[start Dataset excerpts]
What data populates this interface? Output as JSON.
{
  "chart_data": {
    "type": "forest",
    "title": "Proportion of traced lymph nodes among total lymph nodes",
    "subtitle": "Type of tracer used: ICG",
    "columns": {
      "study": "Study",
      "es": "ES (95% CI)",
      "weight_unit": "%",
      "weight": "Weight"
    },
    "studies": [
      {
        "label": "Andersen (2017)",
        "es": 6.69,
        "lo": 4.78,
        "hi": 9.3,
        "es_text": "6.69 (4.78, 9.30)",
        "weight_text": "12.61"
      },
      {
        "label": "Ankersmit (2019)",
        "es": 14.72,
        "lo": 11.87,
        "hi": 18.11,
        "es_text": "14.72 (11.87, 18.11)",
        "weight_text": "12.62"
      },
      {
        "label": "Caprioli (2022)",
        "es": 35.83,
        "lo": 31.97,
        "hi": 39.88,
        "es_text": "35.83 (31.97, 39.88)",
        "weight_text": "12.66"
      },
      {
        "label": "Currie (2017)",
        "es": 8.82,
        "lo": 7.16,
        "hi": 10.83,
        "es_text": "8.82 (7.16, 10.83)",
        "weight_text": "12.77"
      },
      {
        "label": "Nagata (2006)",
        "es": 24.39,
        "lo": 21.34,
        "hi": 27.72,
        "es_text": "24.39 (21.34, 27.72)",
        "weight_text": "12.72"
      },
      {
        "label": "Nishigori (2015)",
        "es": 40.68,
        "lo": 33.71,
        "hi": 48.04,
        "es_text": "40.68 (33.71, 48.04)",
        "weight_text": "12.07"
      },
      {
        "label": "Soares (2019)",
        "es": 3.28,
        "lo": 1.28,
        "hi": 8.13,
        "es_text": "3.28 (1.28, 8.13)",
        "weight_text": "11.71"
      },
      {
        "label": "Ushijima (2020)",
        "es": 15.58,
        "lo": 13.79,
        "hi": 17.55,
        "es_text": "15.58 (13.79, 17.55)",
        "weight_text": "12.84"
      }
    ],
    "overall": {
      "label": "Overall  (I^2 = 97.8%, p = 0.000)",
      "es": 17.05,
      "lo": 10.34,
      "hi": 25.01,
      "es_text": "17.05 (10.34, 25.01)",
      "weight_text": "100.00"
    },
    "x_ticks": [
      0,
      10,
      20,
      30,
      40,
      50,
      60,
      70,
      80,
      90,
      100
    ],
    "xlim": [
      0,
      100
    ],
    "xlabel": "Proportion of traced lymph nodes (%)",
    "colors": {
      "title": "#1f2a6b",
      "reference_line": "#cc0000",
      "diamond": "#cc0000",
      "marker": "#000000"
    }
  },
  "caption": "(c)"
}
[end Dataset excerpts]
● The exercise:
Reproduce each line of the material containing the word "nodes".

● Problem solution:
    "title": "Proportion of traced lymph nodes among total lymph nodes",
    "xlabel": "Proportion of traced lymph nodes (%)",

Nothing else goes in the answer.